REQUEST –
From the data that follows, copy every line holding the string "name".

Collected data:
= = = = =

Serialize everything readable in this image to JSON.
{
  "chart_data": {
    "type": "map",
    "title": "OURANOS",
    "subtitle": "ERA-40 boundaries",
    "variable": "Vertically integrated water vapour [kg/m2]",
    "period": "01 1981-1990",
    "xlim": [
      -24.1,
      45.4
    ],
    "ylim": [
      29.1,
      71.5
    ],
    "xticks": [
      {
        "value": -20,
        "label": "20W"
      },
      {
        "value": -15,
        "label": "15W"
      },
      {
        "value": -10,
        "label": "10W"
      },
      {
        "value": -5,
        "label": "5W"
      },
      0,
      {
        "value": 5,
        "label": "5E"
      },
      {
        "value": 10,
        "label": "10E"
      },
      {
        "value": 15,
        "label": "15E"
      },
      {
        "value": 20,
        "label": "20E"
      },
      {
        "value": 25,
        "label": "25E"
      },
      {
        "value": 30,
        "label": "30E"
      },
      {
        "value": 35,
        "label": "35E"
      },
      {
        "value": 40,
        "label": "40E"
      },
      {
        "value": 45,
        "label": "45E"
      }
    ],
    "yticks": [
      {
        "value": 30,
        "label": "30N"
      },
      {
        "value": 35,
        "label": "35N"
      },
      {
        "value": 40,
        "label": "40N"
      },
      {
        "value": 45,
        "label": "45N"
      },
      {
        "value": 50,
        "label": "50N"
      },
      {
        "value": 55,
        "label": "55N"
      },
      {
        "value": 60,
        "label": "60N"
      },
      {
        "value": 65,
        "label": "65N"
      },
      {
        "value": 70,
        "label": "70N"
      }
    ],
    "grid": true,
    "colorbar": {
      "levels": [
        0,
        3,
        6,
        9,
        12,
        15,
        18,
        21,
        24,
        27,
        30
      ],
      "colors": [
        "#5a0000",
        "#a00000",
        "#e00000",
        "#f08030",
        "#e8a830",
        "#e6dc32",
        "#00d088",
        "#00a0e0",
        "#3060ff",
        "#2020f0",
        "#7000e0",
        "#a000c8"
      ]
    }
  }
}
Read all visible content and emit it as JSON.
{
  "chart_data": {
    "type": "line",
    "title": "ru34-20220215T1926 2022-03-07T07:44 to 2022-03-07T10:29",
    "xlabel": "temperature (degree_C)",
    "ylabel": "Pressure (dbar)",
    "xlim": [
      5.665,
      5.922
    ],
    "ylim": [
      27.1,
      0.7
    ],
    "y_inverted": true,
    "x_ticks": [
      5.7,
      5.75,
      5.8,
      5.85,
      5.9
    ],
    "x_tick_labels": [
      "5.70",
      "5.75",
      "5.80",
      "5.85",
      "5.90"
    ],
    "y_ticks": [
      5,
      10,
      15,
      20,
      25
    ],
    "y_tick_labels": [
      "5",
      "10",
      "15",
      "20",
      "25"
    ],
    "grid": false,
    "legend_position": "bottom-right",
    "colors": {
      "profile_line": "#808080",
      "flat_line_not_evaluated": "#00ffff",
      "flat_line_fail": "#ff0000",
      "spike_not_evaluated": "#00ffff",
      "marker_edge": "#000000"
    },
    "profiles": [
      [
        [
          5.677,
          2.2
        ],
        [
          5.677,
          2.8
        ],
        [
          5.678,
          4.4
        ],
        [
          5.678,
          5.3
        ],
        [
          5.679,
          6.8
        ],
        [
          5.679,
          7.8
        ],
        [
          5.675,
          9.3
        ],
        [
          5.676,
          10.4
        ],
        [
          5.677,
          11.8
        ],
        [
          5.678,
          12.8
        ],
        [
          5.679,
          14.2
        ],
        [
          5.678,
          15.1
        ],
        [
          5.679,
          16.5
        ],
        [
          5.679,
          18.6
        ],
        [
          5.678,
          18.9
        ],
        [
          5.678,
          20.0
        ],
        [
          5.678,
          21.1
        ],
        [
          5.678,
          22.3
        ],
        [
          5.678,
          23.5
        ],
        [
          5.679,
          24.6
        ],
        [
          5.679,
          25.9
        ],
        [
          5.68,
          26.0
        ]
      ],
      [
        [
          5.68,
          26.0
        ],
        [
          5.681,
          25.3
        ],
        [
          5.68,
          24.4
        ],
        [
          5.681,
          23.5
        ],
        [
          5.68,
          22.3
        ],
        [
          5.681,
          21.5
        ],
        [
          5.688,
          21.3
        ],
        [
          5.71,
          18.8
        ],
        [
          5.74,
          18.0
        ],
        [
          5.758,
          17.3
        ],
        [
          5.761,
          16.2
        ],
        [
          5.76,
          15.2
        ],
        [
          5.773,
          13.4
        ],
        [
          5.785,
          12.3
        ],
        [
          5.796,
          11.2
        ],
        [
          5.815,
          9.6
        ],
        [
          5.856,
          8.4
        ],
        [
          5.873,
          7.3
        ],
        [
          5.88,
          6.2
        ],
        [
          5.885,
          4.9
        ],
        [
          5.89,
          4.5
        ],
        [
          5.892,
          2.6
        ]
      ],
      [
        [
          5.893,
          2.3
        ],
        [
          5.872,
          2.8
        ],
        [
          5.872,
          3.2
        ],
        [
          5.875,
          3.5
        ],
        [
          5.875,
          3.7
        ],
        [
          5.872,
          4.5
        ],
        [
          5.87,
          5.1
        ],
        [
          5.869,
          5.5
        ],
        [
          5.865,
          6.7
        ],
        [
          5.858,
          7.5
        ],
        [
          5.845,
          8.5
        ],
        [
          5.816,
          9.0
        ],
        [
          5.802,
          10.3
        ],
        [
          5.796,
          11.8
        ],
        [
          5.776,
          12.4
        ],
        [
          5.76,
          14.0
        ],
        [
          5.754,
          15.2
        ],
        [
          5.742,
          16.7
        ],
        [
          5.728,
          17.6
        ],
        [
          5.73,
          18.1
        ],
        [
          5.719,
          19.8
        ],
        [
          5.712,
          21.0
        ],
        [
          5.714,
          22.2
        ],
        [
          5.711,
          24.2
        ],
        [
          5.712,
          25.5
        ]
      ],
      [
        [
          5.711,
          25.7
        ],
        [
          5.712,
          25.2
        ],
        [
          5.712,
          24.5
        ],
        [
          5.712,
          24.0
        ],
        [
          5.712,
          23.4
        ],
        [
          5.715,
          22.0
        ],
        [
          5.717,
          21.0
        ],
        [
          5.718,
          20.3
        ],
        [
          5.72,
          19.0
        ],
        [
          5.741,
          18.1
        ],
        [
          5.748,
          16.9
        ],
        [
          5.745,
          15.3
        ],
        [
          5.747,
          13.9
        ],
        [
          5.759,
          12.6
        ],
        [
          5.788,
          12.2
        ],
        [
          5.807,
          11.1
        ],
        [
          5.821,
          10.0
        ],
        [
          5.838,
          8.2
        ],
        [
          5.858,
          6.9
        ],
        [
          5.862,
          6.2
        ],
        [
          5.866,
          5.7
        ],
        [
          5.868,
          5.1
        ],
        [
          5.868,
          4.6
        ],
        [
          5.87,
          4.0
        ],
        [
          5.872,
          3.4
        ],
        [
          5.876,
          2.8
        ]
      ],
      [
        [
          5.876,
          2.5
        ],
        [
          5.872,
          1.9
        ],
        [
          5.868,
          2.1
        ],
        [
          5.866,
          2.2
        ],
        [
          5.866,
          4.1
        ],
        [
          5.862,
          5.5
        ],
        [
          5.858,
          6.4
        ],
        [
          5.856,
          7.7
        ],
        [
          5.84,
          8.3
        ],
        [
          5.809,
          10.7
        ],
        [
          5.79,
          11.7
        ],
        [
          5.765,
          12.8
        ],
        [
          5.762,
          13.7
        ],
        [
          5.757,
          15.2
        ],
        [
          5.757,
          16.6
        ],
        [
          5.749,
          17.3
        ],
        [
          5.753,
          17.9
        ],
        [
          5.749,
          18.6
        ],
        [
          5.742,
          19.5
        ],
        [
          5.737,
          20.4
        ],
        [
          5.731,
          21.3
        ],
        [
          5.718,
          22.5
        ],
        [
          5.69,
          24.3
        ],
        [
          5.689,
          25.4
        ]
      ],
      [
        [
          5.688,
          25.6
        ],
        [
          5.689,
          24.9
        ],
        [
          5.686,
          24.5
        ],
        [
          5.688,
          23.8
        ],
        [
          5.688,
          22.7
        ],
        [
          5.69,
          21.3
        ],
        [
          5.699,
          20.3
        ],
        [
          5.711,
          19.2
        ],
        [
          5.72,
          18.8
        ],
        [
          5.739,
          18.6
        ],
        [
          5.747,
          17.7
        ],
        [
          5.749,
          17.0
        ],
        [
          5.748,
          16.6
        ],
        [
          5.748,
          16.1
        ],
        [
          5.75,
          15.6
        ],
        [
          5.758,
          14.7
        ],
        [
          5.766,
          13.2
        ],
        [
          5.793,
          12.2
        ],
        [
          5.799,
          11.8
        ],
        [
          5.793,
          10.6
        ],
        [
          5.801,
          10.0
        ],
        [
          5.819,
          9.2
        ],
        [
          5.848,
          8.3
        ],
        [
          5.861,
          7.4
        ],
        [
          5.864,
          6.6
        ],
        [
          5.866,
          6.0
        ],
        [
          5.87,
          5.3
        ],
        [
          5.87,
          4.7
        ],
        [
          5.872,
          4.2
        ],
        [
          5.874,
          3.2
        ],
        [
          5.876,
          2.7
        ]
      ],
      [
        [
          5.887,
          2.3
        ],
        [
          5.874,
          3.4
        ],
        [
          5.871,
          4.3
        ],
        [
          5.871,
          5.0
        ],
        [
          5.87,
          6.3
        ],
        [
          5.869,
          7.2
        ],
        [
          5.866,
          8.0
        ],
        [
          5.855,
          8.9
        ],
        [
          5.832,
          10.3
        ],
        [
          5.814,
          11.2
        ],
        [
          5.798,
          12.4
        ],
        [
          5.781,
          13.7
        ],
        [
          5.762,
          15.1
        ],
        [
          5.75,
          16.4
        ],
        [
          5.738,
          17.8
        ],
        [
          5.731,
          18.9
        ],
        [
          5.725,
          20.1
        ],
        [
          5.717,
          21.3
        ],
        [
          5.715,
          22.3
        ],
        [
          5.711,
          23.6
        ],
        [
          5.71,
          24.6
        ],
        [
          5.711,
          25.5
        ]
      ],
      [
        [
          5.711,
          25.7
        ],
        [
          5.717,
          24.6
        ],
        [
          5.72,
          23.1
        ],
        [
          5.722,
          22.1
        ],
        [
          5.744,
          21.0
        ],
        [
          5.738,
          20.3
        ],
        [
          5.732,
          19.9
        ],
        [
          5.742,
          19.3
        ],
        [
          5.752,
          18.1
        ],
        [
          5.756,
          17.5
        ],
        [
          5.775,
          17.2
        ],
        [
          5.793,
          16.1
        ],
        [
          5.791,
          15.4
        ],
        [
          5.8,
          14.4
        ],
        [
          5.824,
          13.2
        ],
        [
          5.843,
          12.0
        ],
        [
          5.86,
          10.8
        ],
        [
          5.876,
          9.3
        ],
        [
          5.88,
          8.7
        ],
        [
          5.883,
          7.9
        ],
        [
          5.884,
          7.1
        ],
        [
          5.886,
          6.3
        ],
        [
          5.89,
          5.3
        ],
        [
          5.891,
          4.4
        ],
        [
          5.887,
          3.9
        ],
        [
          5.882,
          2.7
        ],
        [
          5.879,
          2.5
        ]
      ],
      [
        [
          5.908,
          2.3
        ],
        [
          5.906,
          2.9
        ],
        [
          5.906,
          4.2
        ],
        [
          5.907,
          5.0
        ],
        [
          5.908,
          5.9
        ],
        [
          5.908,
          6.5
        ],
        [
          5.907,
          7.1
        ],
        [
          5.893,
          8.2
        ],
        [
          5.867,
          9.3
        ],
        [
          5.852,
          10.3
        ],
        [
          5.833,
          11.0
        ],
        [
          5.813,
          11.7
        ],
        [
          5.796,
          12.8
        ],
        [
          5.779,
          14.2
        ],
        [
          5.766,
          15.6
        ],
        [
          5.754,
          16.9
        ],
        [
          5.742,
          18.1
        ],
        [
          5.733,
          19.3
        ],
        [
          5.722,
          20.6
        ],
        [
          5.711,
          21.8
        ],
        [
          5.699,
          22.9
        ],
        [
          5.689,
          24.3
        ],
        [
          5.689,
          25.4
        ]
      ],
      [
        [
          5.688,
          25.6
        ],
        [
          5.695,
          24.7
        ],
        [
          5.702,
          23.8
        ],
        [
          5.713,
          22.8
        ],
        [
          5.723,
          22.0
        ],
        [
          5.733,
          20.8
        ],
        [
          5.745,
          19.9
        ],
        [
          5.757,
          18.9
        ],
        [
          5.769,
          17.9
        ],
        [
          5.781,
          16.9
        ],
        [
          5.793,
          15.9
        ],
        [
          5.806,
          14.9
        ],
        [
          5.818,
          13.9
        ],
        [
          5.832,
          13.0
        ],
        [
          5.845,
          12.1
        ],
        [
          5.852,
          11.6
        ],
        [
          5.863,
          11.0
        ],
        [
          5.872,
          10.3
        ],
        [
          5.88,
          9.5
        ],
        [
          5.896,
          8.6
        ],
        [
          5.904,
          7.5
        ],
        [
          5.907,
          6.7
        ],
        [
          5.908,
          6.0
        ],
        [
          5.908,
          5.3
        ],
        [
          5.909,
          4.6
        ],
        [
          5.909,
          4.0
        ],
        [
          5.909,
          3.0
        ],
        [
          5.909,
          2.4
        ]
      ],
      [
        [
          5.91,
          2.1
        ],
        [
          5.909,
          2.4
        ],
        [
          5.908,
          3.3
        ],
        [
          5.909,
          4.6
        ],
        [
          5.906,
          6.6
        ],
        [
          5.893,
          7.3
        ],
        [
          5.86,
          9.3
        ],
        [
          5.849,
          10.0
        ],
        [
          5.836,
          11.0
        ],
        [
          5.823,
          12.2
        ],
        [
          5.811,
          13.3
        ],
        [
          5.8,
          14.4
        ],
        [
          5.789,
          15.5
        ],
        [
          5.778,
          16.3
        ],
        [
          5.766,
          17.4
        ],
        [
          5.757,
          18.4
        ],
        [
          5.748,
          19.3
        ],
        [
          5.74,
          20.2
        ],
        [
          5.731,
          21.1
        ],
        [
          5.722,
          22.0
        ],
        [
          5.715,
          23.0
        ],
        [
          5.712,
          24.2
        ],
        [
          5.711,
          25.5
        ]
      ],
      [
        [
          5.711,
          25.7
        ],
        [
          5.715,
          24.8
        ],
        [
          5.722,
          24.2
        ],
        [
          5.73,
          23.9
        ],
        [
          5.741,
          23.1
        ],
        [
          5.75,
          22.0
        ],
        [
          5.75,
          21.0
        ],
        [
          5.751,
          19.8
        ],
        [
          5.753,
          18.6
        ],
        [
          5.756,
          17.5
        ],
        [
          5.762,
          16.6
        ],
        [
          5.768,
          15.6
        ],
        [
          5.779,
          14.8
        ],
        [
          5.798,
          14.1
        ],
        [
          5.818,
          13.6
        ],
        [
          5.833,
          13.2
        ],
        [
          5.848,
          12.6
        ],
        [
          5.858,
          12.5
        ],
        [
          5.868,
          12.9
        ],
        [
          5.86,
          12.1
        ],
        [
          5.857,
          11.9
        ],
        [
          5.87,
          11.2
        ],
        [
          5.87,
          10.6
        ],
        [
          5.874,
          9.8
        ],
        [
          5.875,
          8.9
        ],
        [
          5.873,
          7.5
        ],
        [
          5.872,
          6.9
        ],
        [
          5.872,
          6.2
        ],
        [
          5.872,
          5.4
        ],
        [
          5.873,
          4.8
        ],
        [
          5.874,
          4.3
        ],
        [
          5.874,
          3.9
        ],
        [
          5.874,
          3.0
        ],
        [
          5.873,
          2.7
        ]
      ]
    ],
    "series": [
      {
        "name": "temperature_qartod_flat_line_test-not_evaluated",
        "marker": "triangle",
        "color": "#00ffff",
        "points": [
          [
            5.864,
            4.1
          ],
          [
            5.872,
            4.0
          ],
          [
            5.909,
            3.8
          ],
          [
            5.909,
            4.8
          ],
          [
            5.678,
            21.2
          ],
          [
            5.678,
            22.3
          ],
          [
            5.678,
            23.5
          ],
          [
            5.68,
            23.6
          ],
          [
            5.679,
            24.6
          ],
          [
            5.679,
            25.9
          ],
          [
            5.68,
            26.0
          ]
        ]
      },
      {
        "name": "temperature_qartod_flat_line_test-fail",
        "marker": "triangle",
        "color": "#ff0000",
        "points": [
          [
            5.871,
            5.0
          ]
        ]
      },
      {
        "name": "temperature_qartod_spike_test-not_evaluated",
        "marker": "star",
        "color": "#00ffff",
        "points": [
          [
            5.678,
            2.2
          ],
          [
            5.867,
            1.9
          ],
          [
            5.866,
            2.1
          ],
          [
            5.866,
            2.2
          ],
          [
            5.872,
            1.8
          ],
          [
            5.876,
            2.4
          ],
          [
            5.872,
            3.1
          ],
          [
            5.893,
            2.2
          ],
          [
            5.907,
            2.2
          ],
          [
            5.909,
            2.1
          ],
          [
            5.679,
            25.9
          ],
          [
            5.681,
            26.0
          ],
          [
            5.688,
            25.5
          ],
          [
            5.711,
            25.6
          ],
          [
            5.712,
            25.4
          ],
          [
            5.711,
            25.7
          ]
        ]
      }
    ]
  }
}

= = = = =

TASK RESULT –
        "name": "temperature_qartod_flat_line_test-not_evaluated",
        "name": "temperature_qartod_flat_line_test-fail",
        "name": "temperature_qartod_spike_test-not_evaluated",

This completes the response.